**STATED TASK**
Look through the records below and collect all lines that hold the string "Vaccination".
===== SUPPLIED DATA
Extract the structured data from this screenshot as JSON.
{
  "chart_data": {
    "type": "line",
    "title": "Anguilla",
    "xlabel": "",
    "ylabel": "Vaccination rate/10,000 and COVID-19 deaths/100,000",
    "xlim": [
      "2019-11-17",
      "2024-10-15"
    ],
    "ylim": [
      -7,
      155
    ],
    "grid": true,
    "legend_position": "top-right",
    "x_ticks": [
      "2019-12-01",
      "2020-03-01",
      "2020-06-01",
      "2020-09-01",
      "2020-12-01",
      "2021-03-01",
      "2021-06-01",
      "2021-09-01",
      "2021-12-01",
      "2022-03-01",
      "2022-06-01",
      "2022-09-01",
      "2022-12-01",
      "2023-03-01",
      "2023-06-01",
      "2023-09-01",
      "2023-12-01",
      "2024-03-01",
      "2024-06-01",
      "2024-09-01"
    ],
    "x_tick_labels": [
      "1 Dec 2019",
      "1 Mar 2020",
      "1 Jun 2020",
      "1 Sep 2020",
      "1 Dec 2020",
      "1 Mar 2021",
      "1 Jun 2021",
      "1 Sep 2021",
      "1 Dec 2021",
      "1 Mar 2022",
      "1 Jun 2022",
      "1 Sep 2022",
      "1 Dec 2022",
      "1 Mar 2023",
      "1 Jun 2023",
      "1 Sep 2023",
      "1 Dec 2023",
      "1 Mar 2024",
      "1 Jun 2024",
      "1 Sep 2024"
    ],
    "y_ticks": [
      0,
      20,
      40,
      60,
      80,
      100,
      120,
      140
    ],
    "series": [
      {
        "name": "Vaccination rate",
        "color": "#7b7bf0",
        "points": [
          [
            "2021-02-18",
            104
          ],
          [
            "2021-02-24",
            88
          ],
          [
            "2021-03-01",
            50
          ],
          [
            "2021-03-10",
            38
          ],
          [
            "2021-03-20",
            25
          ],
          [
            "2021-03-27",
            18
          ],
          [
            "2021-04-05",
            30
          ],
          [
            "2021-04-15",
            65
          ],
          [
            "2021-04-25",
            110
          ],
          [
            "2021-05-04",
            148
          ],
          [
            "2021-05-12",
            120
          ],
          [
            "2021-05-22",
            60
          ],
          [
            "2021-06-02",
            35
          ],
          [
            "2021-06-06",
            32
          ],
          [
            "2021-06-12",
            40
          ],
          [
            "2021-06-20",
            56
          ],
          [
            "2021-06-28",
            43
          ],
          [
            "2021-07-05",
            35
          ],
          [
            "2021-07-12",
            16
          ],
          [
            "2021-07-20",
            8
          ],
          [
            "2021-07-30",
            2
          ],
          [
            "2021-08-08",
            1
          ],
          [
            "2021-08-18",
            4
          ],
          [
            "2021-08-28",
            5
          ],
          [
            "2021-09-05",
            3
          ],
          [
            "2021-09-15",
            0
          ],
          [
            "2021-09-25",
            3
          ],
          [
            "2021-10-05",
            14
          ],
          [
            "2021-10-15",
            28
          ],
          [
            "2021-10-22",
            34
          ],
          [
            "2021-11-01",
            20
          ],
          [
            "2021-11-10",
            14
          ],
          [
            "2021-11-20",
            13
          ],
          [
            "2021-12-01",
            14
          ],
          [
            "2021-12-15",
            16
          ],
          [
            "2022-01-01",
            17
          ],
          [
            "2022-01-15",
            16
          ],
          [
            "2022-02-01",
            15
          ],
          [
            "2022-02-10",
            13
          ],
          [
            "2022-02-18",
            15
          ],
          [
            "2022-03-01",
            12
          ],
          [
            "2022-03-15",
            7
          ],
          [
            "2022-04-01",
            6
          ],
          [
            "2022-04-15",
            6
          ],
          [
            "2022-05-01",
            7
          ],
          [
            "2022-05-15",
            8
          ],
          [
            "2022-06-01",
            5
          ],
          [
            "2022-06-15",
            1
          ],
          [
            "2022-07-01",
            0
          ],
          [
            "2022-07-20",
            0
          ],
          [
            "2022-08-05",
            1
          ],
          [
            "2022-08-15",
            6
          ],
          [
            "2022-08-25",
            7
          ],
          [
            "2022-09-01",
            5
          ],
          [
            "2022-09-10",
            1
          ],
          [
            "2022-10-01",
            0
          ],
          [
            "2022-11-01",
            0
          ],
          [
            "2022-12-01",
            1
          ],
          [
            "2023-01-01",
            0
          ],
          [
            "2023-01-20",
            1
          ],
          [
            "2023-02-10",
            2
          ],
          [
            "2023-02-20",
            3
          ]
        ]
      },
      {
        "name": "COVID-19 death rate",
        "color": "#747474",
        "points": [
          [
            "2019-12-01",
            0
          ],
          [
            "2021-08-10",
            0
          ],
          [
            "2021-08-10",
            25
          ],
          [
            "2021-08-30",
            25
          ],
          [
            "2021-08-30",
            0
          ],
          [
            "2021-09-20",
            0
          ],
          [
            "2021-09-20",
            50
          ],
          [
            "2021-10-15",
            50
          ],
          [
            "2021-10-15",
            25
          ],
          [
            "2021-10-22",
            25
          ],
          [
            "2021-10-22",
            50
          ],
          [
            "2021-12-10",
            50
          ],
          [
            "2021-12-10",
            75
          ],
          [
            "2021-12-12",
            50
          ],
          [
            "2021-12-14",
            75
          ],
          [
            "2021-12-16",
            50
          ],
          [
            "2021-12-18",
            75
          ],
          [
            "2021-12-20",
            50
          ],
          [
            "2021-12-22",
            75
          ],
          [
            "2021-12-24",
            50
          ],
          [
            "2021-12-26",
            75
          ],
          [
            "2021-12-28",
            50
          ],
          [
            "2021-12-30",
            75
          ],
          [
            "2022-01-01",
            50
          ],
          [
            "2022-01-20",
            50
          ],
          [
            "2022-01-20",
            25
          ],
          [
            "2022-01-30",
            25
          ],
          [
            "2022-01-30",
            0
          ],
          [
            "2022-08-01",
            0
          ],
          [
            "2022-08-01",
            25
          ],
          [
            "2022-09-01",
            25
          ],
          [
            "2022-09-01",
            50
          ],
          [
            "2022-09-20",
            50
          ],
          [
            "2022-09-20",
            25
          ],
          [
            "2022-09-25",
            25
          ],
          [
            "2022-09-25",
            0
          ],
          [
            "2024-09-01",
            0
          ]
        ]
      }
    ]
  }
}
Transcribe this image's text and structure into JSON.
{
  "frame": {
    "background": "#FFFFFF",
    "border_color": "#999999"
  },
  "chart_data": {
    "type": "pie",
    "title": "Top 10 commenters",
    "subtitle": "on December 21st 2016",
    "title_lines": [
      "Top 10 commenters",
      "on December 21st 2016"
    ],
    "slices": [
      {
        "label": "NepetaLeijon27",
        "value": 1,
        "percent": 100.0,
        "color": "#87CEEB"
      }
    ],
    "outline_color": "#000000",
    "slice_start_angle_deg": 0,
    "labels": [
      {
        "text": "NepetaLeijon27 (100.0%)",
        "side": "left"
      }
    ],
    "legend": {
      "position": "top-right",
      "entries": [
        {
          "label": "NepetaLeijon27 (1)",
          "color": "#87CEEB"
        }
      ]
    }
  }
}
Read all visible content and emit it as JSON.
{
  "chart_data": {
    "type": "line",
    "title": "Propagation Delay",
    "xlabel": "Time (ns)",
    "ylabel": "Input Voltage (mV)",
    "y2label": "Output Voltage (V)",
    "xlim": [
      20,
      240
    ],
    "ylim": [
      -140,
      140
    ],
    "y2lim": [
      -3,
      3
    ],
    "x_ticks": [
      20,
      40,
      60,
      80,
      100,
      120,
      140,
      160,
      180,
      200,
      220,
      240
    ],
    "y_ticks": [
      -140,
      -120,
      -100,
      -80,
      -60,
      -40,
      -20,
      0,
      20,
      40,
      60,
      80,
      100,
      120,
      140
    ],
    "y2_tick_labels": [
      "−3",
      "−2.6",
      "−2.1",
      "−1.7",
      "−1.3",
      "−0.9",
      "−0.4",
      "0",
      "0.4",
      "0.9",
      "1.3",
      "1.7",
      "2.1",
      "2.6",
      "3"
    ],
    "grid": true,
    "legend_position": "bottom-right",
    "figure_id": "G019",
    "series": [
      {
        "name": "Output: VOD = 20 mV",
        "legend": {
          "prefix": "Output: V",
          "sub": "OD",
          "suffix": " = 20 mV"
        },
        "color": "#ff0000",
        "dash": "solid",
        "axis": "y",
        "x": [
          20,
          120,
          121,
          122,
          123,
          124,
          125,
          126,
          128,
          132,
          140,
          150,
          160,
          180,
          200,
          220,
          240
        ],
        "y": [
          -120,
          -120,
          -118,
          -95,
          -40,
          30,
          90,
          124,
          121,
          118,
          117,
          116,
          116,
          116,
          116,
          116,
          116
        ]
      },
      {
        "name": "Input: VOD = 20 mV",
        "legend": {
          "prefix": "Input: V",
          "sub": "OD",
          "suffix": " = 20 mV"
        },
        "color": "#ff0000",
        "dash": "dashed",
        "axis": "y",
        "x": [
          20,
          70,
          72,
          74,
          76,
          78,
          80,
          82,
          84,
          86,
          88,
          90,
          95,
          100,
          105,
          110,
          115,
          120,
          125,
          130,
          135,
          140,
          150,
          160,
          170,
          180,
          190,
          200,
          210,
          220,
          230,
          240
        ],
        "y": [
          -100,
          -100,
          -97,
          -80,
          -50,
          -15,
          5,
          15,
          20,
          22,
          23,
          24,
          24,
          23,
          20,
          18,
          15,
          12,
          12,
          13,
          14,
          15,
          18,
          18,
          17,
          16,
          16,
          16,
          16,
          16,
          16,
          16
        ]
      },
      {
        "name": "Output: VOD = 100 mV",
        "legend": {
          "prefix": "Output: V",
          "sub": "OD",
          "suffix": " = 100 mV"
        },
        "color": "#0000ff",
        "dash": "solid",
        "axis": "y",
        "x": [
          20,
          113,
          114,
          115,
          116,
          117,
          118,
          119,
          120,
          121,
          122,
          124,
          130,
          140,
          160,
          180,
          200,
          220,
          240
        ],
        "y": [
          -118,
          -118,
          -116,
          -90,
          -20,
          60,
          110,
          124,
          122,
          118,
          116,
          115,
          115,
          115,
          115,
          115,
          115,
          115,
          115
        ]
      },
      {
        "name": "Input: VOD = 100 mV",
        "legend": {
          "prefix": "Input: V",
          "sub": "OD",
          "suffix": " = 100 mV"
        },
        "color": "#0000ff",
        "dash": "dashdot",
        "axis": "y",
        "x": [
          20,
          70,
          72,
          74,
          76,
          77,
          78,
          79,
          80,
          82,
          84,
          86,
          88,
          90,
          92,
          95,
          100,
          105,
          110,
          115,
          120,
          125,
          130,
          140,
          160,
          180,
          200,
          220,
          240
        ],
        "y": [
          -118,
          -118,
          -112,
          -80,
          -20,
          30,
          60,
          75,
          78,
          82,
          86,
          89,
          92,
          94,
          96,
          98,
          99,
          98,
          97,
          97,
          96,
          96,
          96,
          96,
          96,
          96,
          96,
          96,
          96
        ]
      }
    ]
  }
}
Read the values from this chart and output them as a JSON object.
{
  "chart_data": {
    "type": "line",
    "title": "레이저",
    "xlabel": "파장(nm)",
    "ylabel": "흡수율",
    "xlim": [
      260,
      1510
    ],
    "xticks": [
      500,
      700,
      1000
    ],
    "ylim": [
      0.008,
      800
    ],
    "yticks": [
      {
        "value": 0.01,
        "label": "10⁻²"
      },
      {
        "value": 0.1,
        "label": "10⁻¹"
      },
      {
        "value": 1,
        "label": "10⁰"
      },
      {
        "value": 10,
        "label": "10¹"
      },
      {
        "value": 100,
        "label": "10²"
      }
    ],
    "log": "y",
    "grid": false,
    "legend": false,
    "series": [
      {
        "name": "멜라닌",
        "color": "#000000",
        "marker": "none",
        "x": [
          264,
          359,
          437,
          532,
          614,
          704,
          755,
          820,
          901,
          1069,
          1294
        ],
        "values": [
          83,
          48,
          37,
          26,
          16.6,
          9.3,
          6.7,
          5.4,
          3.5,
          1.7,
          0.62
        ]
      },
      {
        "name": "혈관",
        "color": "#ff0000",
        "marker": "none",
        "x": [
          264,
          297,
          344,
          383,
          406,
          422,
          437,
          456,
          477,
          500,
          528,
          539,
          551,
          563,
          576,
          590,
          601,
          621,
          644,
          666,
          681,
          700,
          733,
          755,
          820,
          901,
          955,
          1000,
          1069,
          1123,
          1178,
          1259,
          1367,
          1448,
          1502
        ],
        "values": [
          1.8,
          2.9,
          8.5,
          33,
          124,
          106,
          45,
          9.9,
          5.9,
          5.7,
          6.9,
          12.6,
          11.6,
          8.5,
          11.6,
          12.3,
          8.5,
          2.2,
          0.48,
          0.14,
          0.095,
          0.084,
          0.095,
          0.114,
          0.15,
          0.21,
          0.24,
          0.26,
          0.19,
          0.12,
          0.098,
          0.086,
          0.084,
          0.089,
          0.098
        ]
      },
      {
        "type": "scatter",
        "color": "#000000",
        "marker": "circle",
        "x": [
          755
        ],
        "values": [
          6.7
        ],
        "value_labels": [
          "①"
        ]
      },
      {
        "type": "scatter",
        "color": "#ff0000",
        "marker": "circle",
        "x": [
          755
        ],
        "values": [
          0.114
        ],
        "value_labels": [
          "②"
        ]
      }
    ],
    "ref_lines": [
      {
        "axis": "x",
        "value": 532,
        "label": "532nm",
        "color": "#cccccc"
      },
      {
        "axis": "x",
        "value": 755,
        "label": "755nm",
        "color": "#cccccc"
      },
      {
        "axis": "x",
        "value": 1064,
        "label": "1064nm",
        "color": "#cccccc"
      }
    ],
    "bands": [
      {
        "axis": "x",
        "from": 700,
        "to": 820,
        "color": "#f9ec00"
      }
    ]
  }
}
==========
**ANSWER TO THE EXERCISE**
    "ylabel": "Vaccination rate/10,000 and COVID-19 deaths/100,000",
        "name": "Vaccination rate",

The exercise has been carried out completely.